▶ Exercise directions
Each record below should be repeated precisely as written.

# Start of Records for this task

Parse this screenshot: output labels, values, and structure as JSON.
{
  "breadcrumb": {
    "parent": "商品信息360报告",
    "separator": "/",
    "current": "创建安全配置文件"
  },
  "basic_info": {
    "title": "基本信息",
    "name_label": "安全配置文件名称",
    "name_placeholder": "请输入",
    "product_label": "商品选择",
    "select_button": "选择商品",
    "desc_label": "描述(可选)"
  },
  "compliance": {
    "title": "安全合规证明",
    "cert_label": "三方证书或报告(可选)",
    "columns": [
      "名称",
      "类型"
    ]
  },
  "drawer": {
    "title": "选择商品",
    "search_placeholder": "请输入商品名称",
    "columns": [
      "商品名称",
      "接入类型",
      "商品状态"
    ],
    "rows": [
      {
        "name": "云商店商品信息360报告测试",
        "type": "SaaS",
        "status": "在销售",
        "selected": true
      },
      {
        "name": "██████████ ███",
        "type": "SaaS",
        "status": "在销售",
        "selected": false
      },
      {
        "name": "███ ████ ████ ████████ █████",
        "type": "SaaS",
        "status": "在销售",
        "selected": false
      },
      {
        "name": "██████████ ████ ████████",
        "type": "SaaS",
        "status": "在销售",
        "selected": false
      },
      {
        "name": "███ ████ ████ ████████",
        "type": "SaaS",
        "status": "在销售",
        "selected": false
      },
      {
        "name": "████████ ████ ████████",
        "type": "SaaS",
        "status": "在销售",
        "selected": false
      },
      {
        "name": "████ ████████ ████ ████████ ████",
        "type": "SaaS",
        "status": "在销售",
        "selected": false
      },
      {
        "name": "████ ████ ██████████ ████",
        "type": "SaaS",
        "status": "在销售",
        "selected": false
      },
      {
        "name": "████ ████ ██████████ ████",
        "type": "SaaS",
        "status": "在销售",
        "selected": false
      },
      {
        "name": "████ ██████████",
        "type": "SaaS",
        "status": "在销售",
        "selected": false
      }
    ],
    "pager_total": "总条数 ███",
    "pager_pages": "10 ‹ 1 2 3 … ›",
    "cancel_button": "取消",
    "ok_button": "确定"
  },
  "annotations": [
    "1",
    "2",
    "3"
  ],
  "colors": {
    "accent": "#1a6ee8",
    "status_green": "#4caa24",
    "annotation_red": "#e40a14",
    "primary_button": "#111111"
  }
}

# End of Records for this task

▶ Completed exercise
Parse this screenshot: output labels, values, and structure as JSON.
{
  "breadcrumb": {
    "parent": "商品信息360报告",
    "separator": "/",
    "current": "创建安全配置文件"
  },
  "basic_info": {
    "title": "基本信息",
    "name_label": "安全配置文件名称",
    "name_placeholder": "请输入",
    "product_label": "商品选择",
    "select_button": "选择商品",
    "desc_label": "描述(可选)"
  },
  "compliance": {
    "title": "安全合规证明",
    "cert_label": "三方证书或报告(可选)",
    "columns": [
      "名称",
      "类型"
    ]
  },
  "drawer": {
    "title": "选择商品",
    "search_placeholder": "请输入商品名称",
    "columns": [
      "商品名称",
      "接入类型",
      "商品状态"
    ],
    "rows": [
      {
        "name": "云商店商品信息360报告测试",
        "type": "SaaS",
        "status": "在销售",
        "selected": true
      },
      {
        "name": "██████████ ███",
        "type": "SaaS",
        "status": "在销售",
        "selected": false
      },
      {
        "name": "███ ████ ████ ████████ █████",
        "type": "SaaS",
        "status": "在销售",
        "selected": false
      },
      {
        "name": "██████████ ████ ████████",
        "type": "SaaS",
        "status": "在销售",
        "selected": false
      },
      {
        "name": "███ ████ ████ ████████",
        "type": "SaaS",
        "status": "在销售",
        "selected": false
      },
      {
        "name": "████████ ████ ████████",
        "type": "SaaS",
        "status": "在销售",
        "selected": false
      },
      {
        "name": "████ ████████ ████ ████████ ████",
        "type": "SaaS",
        "status": "在销售",
        "selected": false
      },
      {
        "name": "████ ████ ██████████ ████",
        "type": "SaaS",
        "status": "在销售",
        "selected": false
      },
      {
        "name": "████ ████ ██████████ ████",
        "type": "SaaS",
        "status": "在销售",
        "selected": false
      },
      {
        "name": "████ ██████████",
        "type": "SaaS",
        "status": "在销售",
        "selected": false
      }
    ],
    "pager_total": "总条数 ███",
    "pager_pages": "10 ‹ 1 2 3 … ›",
    "cancel_button": "取消",
    "ok_button": "确定"
  },
  "annotations": [
    "1",
    "2",
    "3"
  ],
  "colors": {
    "accent": "#1a6ee8",
    "status_green": "#4caa24",
    "annotation_red": "#e40a14",
    "primary_button": "#111111"
  }
}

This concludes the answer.